[Collected data entries]
——

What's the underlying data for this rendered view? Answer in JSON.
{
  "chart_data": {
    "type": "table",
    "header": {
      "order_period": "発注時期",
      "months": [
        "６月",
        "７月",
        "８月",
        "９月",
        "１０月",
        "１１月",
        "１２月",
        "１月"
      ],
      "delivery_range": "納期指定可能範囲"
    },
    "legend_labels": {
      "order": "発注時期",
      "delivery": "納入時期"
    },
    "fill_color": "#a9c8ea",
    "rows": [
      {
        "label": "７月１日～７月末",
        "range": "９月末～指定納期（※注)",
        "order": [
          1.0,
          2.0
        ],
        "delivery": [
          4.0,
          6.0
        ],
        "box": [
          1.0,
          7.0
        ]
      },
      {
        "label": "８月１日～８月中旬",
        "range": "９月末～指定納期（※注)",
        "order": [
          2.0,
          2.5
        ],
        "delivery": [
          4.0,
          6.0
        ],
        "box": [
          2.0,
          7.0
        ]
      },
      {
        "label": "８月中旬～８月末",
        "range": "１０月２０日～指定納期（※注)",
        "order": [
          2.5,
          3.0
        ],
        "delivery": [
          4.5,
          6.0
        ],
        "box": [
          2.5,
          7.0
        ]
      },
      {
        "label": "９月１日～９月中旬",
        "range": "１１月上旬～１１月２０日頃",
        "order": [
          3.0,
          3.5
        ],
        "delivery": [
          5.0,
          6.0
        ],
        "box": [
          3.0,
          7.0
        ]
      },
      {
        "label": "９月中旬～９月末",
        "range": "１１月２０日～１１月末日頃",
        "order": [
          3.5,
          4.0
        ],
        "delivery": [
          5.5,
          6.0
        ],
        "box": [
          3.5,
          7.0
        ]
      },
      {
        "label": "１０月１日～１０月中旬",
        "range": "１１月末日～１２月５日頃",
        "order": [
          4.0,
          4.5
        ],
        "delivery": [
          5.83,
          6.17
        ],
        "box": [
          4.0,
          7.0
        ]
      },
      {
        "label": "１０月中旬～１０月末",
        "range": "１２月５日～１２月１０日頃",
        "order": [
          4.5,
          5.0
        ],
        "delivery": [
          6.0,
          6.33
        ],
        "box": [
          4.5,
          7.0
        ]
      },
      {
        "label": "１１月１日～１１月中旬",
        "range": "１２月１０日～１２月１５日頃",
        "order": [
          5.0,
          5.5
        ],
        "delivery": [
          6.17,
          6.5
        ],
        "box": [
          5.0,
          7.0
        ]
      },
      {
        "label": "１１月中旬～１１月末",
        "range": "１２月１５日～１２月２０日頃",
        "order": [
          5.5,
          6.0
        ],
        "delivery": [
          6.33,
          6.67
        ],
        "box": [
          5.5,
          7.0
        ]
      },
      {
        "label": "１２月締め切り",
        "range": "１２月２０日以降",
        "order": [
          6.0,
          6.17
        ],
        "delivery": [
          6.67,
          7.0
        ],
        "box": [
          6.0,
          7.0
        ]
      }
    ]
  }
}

——

*WORK TO COMPLETE*:
Nothing should be left out: return all of the records exactly.

*ANSWER TO THIS TASK*:
What's the underlying data for this rendered view? Answer in JSON.
{
  "chart_data": {
    "type": "table",
    "header": {
      "order_period": "発注時期",
      "months": [
        "６月",
        "７月",
        "８月",
        "９月",
        "１０月",
        "１１月",
        "１２月",
        "１月"
      ],
      "delivery_range": "納期指定可能範囲"
    },
    "legend_labels": {
      "order": "発注時期",
      "delivery": "納入時期"
    },
    "fill_color": "#a9c8ea",
    "rows": [
      {
        "label": "７月１日～７月末",
        "range": "９月末～指定納期（※注)",
        "order": [
          1.0,
          2.0
        ],
        "delivery": [
          4.0,
          6.0
        ],
        "box": [
          1.0,
          7.0
        ]
      },
      {
        "label": "８月１日～８月中旬",
        "range": "９月末～指定納期（※注)",
        "order": [
          2.0,
          2.5
        ],
        "delivery": [
          4.0,
          6.0
        ],
        "box": [
          2.0,
          7.0
        ]
      },
      {
        "label": "８月中旬～８月末",
        "range": "１０月２０日～指定納期（※注)",
        "order": [
          2.5,
          3.0
        ],
        "delivery": [
          4.5,
          6.0
        ],
        "box": [
          2.5,
          7.0
        ]
      },
      {
        "label": "９月１日～９月中旬",
        "range": "１１月上旬～１１月２０日頃",
        "order": [
          3.0,
          3.5
        ],
        "delivery": [
          5.0,
          6.0
        ],
        "box": [
          3.0,
          7.0
        ]
      },
      {
        "label": "９月中旬～９月末",
        "range": "１１月２０日～１１月末日頃",
        "order": [
          3.5,
          4.0
        ],
        "delivery": [
          5.5,
          6.0
        ],
        "box": [
          3.5,
          7.0
        ]
      },
      {
        "label": "１０月１日～１０月中旬",
        "range": "１１月末日～１２月５日頃",
        "order": [
          4.0,
          4.5
        ],
        "delivery": [
          5.83,
          6.17
        ],
        "box": [
          4.0,
          7.0
        ]
      },
      {
        "label": "１０月中旬～１０月末",
        "range": "１２月５日～１２月１０日頃",
        "order": [
          4.5,
          5.0
        ],
        "delivery": [
          6.0,
          6.33
        ],
        "box": [
          4.5,
          7.0
        ]
      },
      {
        "label": "１１月１日～１１月中旬",
        "range": "１２月１０日～１２月１５日頃",
        "order": [
          5.0,
          5.5
        ],
        "delivery": [
          6.17,
          6.5
        ],
        "box": [
          5.0,
          7.0
        ]
      },
      {
        "label": "１１月中旬～１１月末",
        "range": "１２月１５日～１２月２０日頃",
        "order": [
          5.5,
          6.0
        ],
        "delivery": [
          6.33,
          6.67
        ],
        "box": [
          5.5,
          7.0
        ]
      },
      {
        "label": "１２月締め切り",
        "range": "１２月２０日以降",
        "order": [
          6.0,
          6.17
        ],
        "delivery": [
          6.67,
          7.0
        ],
        "box": [
          6.0,
          7.0
        ]
      }
    ]
  }
}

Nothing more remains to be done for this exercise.